+++ ENTRIES +++
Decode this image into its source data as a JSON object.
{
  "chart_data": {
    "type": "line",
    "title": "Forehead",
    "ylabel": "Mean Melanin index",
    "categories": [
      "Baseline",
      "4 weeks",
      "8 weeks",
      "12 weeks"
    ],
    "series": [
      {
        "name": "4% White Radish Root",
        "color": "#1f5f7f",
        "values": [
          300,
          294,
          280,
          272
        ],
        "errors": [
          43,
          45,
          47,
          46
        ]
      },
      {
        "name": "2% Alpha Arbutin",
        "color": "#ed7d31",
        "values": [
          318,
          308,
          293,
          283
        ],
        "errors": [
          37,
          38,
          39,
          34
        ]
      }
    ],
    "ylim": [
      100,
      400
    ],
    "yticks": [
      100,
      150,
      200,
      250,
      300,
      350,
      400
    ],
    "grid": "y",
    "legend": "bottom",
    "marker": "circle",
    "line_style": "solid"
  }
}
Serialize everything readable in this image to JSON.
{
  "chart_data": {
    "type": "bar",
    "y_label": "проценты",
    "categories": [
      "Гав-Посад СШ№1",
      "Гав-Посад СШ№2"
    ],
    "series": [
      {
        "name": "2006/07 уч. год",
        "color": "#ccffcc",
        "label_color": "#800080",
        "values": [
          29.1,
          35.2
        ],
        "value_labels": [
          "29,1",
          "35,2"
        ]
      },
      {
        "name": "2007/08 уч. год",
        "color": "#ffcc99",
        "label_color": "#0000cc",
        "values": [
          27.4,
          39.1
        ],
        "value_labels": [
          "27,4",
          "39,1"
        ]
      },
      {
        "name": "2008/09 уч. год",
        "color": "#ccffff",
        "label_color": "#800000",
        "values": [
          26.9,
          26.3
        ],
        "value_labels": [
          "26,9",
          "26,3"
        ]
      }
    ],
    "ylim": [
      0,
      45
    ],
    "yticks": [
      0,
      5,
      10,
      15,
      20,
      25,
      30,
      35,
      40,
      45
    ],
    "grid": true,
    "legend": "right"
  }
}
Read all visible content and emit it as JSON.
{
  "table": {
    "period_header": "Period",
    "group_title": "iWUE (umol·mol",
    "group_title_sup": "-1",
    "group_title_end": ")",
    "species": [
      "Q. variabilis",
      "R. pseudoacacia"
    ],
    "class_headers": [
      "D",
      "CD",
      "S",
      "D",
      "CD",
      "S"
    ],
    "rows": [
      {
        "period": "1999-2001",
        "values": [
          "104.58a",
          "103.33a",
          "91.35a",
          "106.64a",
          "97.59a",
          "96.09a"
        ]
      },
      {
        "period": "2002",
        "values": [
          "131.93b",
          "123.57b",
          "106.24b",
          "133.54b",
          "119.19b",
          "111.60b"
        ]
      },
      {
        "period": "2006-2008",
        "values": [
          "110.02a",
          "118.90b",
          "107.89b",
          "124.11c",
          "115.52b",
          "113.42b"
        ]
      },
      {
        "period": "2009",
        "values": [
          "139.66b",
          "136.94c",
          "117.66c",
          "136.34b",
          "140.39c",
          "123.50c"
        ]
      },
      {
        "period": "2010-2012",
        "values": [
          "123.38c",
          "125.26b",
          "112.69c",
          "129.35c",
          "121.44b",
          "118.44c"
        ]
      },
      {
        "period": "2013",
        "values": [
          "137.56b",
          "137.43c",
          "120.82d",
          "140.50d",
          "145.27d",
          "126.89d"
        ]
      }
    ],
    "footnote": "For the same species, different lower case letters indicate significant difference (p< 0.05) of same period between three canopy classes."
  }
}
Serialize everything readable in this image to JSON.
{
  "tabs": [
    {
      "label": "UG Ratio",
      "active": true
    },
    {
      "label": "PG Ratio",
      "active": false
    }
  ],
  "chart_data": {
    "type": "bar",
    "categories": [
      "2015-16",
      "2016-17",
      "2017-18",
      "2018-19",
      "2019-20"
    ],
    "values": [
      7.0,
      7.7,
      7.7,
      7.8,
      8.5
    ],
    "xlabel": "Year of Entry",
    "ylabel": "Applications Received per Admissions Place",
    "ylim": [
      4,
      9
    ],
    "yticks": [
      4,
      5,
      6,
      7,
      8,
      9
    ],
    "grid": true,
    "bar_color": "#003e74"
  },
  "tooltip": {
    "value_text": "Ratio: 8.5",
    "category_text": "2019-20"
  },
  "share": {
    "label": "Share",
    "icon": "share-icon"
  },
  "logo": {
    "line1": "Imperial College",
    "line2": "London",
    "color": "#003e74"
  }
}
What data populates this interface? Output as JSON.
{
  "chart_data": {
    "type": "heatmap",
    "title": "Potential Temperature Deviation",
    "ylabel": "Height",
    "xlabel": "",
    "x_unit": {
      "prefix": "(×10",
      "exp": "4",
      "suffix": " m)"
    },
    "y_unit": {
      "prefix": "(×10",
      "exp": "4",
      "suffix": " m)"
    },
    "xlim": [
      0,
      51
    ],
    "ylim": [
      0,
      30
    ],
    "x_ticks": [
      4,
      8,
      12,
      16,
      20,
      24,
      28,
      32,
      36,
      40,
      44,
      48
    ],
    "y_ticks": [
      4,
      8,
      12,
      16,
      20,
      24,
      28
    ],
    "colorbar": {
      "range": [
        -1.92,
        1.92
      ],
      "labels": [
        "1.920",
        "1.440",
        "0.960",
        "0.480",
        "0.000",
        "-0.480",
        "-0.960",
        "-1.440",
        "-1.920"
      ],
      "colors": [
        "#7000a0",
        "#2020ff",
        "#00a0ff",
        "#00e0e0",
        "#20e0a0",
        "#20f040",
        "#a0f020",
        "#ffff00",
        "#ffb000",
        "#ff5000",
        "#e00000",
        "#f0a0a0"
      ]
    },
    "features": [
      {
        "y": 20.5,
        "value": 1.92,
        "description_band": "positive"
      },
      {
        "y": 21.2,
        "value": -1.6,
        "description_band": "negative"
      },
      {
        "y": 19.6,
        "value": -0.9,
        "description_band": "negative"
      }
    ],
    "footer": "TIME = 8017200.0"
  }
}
+++
THE PROBLEM. Tally the lines of the data that hold the string "ylabel". Answer with the number and nothing more.

TASK ANSWER. 3